_Task statement:_ Copy every line of the items below exactly, leaving out the pictures.

Element position data:

-- begin --

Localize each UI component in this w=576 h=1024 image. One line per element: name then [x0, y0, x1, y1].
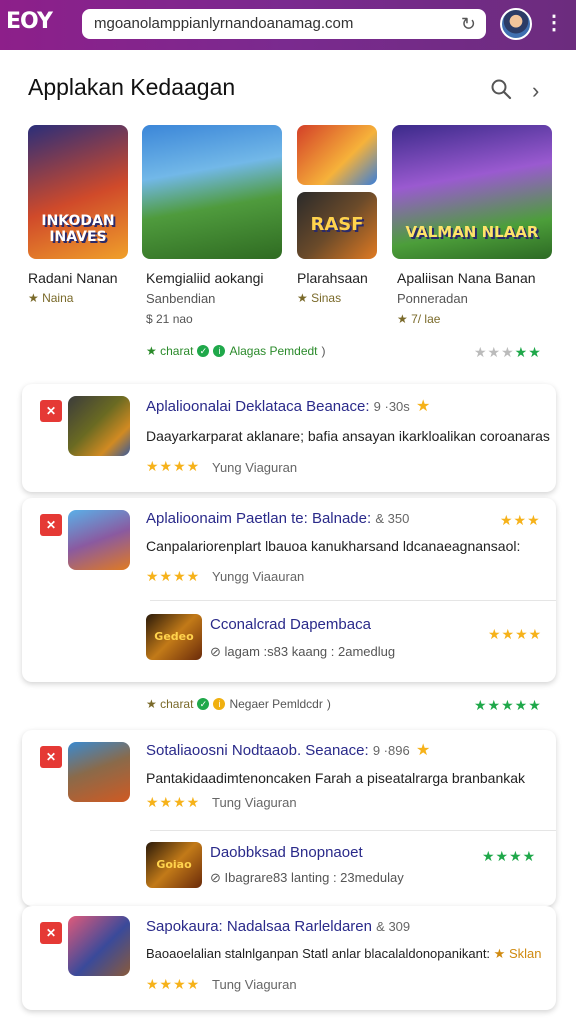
rating-stars: ★★★★★ [474, 344, 542, 360]
star-icon: ★ [416, 398, 431, 415]
meta-right-text[interactable]: Negaer Pemldcdr [229, 697, 322, 711]
check-icon: ✓ [197, 345, 210, 357]
app-icon[interactable] [68, 916, 130, 976]
sub-app-rating: ★★★★ [488, 626, 543, 642]
sub-app-icon[interactable]: Goiao [146, 842, 202, 888]
featured-thumb-4[interactable]: VALMAN NLAAR [392, 125, 552, 259]
browser-logo[interactable]: EOY [6, 9, 53, 34]
sub-app-title[interactable]: Cconalcrad Dapembaca [210, 616, 371, 633]
app-card-3[interactable]: ✕ Sotaliaoosni Nodtaaob. Seanace: 9 ·896… [22, 730, 556, 906]
app-title[interactable]: Sotaliaoosni Nodtaaob. Seanace: 9 ·896 [146, 742, 410, 759]
ad-badge-icon: ✕ [40, 514, 62, 536]
info-icon: i [213, 698, 226, 710]
app-icon[interactable] [68, 510, 130, 570]
app-category: Yung Viaguran [212, 460, 298, 475]
featured-rating-3: ★ Sinas [297, 291, 342, 305]
meta-chevron: ) [326, 697, 331, 711]
ad-badge-icon: ✕ [40, 400, 62, 422]
sub-app-meta: ⊘ Ibagrare83 lanting : 23medulay [210, 870, 404, 885]
url-text: mgoanolamppianlyrnandoanamag.com [94, 15, 354, 32]
featured-name-4[interactable]: Apaliisan Nana Banan [397, 270, 536, 286]
app-title[interactable]: Sapokaura: Nadalsaa Rarleldaren & 309 [146, 918, 410, 935]
sub-app-title[interactable]: Daobbksad Bnopnaoet [210, 844, 363, 861]
app-card-2[interactable]: ✕ Aplalioonaim Paetlan te: Balnade: & 35… [22, 498, 556, 682]
info-icon: i [213, 345, 226, 357]
thumb-art-text: VALMAN NLAAR [405, 223, 539, 241]
app-rating: ★★★★ [146, 794, 201, 810]
app-category: Tung Viaguran [212, 977, 297, 992]
search-icon[interactable] [490, 78, 512, 100]
featured-sub-2: Sanbendian [146, 291, 216, 306]
chevron-right-icon[interactable]: › [532, 78, 539, 104]
featured-thumb-1[interactable]: INKODAN INAVES [28, 125, 128, 259]
app-card-4[interactable]: ✕ Sapokaura: Nadalsaa Rarleldaren & 309 … [22, 906, 556, 1010]
app-desc: Daayarkarparat aklanare; bafia ansayan i… [146, 428, 550, 444]
app-title[interactable]: Aplalioonalai Deklataca Beanace: 9 ·30s [146, 398, 410, 415]
sub-app-rating: ★★★★ [482, 848, 537, 864]
featured-sub-4: Ponneradan [397, 291, 468, 306]
meta-row: ★ charat ✓ i Alagas Pemdedt ) [146, 344, 326, 358]
rating-stars: ★★★★★ [474, 697, 542, 713]
app-desc: Pantakidaadimtenoncaken Farah a piseatal… [146, 770, 526, 786]
app-category: Tung Viaguran [212, 795, 297, 810]
featured-rating-1: ★ Naina [28, 291, 74, 305]
ad-badge-icon: ✕ [40, 922, 62, 944]
thumb-art-text: RASF [310, 214, 364, 235]
divider [150, 830, 556, 831]
clock-icon: ⊘ [210, 644, 221, 659]
section-title: Applakan Kedaagan [28, 74, 236, 100]
app-rating: ★★★★ [146, 976, 201, 992]
star-icon: ★ [416, 742, 431, 759]
check-icon: ✓ [197, 698, 210, 710]
thumb-art-text: INKODAN INAVES [41, 213, 115, 245]
featured-thumb-2[interactable] [142, 125, 282, 259]
featured-thumb-3a[interactable] [297, 125, 377, 185]
app-desc: Baoaoelalian stalnlganpan Statl anlar bl… [146, 946, 542, 961]
kebab-menu-icon[interactable]: ⋮ [544, 10, 564, 35]
featured-name-2[interactable]: Kemgialiid aokangi [146, 270, 264, 286]
featured-rating-2: $ 21 nao [146, 312, 193, 326]
app-icon[interactable] [68, 742, 130, 802]
side-rating: ★★★ [500, 512, 541, 528]
divider [150, 600, 556, 601]
app-rating: ★★★★ [146, 568, 201, 584]
meta-left-text: ★ charat [146, 344, 194, 358]
ad-badge-icon: ✕ [40, 746, 62, 768]
sub-app-icon[interactable]: Gedeo [146, 614, 202, 660]
featured-name-1[interactable]: Radani Nanan [28, 270, 118, 286]
address-bar[interactable]: mgoanolamppianlyrnandoanamag.com ↻ [82, 9, 486, 39]
app-icon[interactable] [68, 396, 130, 456]
app-desc: Canpalariorenplart lbauoa kanukharsand l… [146, 538, 521, 554]
clock-icon: ⊘ [210, 870, 221, 885]
meta-left-text: ★ charat [146, 697, 194, 711]
meta-chevron: ) [321, 344, 326, 358]
app-category: Yungg Viaauran [212, 569, 305, 584]
featured-name-3[interactable]: Plarahsaan [297, 270, 368, 286]
meta-right-text[interactable]: Alagas Pemdedt [229, 344, 317, 358]
app-card-1[interactable]: ✕ Aplalioonalai Deklataca Beanace: 9 ·30… [22, 384, 556, 492]
sub-app-meta: ⊘ lagam :s83 kaang : 2amedlug [210, 644, 396, 659]
meta-row-2: ★ charat ✓ i Negaer Pemldcdr ) [146, 697, 331, 711]
reload-icon[interactable]: ↻ [461, 14, 476, 35]
featured-rating-4: ★ 7/ lae [397, 312, 441, 326]
avatar[interactable] [500, 8, 532, 40]
featured-thumb-3b[interactable]: RASF [297, 192, 377, 259]
app-rating: ★★★★ [146, 458, 201, 474]
browser-toolbar: EOY mgoanolamppianlyrnandoanamag.com ↻ ⋮ [0, 0, 576, 50]
app-title[interactable]: Aplalioonaim Paetlan te: Balnade: & 350 [146, 510, 409, 527]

-- end --

_Answer to this problem:_
Localize each UI component in this w=576 h=1024 image. One line per element: name then [x0, y0, x1, y1].
rating-stars: ★★★★★ [474, 344, 542, 360]
star-icon: ★ [416, 398, 431, 415]
meta-right-text[interactable]: Negaer Pemldcdr [229, 697, 322, 711]
check-icon: ✓ [197, 345, 210, 357]
app-icon[interactable] [68, 916, 130, 976]
sub-app-rating: ★★★★ [488, 626, 543, 642]
sub-app-icon[interactable]: Goiao [146, 842, 202, 888]
featured-thumb-4[interactable]: VALMAN NLAAR [392, 125, 552, 259]
browser-logo[interactable]: EOY [6, 9, 53, 34]
sub-app-title[interactable]: Cconalcrad Dapembaca [210, 616, 371, 633]
app-card-3[interactable]: ✕ Sotaliaoosni Nodtaaob. Seanace: 9 ·896… [22, 730, 556, 906]
app-title[interactable]: Sotaliaoosni Nodtaaob. Seanace: 9 ·896 [146, 742, 410, 759]
ad-badge-icon: ✕ [40, 514, 62, 536]
info-icon: i [213, 698, 226, 710]
app-icon[interactable] [68, 510, 130, 570]
app-category: Yung Viaguran [212, 460, 298, 475]
featured-rating-3: ★ Sinas [297, 291, 342, 305]
meta-chevron: ) [326, 697, 331, 711]
ad-badge-icon: ✕ [40, 400, 62, 422]
sub-app-meta: ⊘ Ibagrare83 lanting : 23medulay [210, 870, 404, 885]
url-text: mgoanolamppianlyrnandoanamag.com [94, 15, 354, 32]
featured-name-4[interactable]: Apaliisan Nana Banan [397, 270, 536, 286]
app-title[interactable]: Sapokaura: Nadalsaa Rarleldaren & 309 [146, 918, 410, 935]
sub-app-title[interactable]: Daobbksad Bnopnaoet [210, 844, 363, 861]
app-card-2[interactable]: ✕ Aplalioonaim Paetlan te: Balnade: & 35… [22, 498, 556, 682]
info-icon: i [213, 345, 226, 357]
thumb-art-text: VALMAN NLAAR [405, 223, 539, 241]
app-rating: ★★★★ [146, 794, 201, 810]
app-category: Tung Viaguran [212, 977, 297, 992]
search-icon[interactable] [490, 78, 512, 100]
featured-sub-2: Sanbendian [146, 291, 216, 306]
chevron-right-icon[interactable]: › [532, 78, 539, 104]
featured-thumb-1[interactable]: INKODAN INAVES [28, 125, 128, 259]
app-card-4[interactable]: ✕ Sapokaura: Nadalsaa Rarleldaren & 309 … [22, 906, 556, 1010]
app-desc: Daayarkarparat aklanare; bafia ansayan i… [146, 428, 550, 444]
app-title[interactable]: Aplalioonalai Deklataca Beanace: 9 ·30s [146, 398, 410, 415]
sub-app-rating: ★★★★ [482, 848, 537, 864]
featured-sub-4: Ponneradan [397, 291, 468, 306]
meta-row: ★ charat ✓ i Alagas Pemdedt ) [146, 344, 326, 358]
rating-stars: ★★★★★ [474, 697, 542, 713]
app-desc: Pantakidaadimtenoncaken Farah a piseatal… [146, 770, 526, 786]
app-category: Tung Viaguran [212, 795, 297, 810]
featured-rating-1: ★ Naina [28, 291, 74, 305]
ad-badge-icon: ✕ [40, 922, 62, 944]
thumb-art-text: RASF [310, 214, 364, 235]
divider [150, 830, 556, 831]
clock-icon: ⊘ [210, 644, 221, 659]
section-title: Applakan Kedaagan [28, 74, 236, 100]
app-rating: ★★★★ [146, 976, 201, 992]
star-icon: ★ [416, 742, 431, 759]
check-icon: ✓ [197, 698, 210, 710]
thumb-art-text: INKODAN INAVES [41, 213, 115, 245]
featured-thumb-2[interactable] [142, 125, 282, 259]
featured-thumb-3a[interactable] [297, 125, 377, 185]
app-desc: Baoaoelalian stalnlganpan Statl anlar bl… [146, 946, 542, 961]
kebab-menu-icon[interactable]: ⋮ [544, 10, 564, 35]
featured-name-2[interactable]: Kemgialiid aokangi [146, 270, 264, 286]
featured-rating-2: $ 21 nao [146, 312, 193, 326]
app-icon[interactable] [68, 742, 130, 802]
side-rating: ★★★ [500, 512, 541, 528]
divider [150, 600, 556, 601]
app-rating: ★★★★ [146, 568, 201, 584]
meta-left-text: ★ charat [146, 344, 194, 358]
ad-badge-icon: ✕ [40, 746, 62, 768]
sub-app-icon[interactable]: Gedeo [146, 614, 202, 660]
featured-name-1[interactable]: Radani Nanan [28, 270, 118, 286]
address-bar[interactable]: mgoanolamppianlyrnandoanamag.com ↻ [82, 9, 486, 39]
app-icon[interactable] [68, 396, 130, 456]
app-desc: Canpalariorenplart lbauoa kanukharsand l… [146, 538, 521, 554]
clock-icon: ⊘ [210, 870, 221, 885]
meta-left-text: ★ charat [146, 697, 194, 711]
meta-chevron: ) [321, 344, 326, 358]
app-category: Yungg Viaauran [212, 569, 305, 584]
featured-name-3[interactable]: Plarahsaan [297, 270, 368, 286]
meta-right-text[interactable]: Alagas Pemdedt [229, 344, 317, 358]
app-card-1[interactable]: ✕ Aplalioonalai Deklataca Beanace: 9 ·30… [22, 384, 556, 492]
sub-app-meta: ⊘ lagam :s83 kaang : 2amedlug [210, 644, 396, 659]
meta-row-2: ★ charat ✓ i Negaer Pemldcdr ) [146, 697, 331, 711]
reload-icon[interactable]: ↻ [461, 14, 476, 35]
featured-rating-4: ★ 7/ lae [397, 312, 441, 326]
avatar[interactable] [500, 8, 532, 40]
featured-thumb-3b[interactable]: RASF [297, 192, 377, 259]
app-rating: ★★★★ [146, 458, 201, 474]
browser-toolbar: EOY mgoanolamppianlyrnandoanamag.com ↻ ⋮ [0, 0, 576, 50]
app-title[interactable]: Aplalioonaim Paetlan te: Balnade: & 350 [146, 510, 409, 527]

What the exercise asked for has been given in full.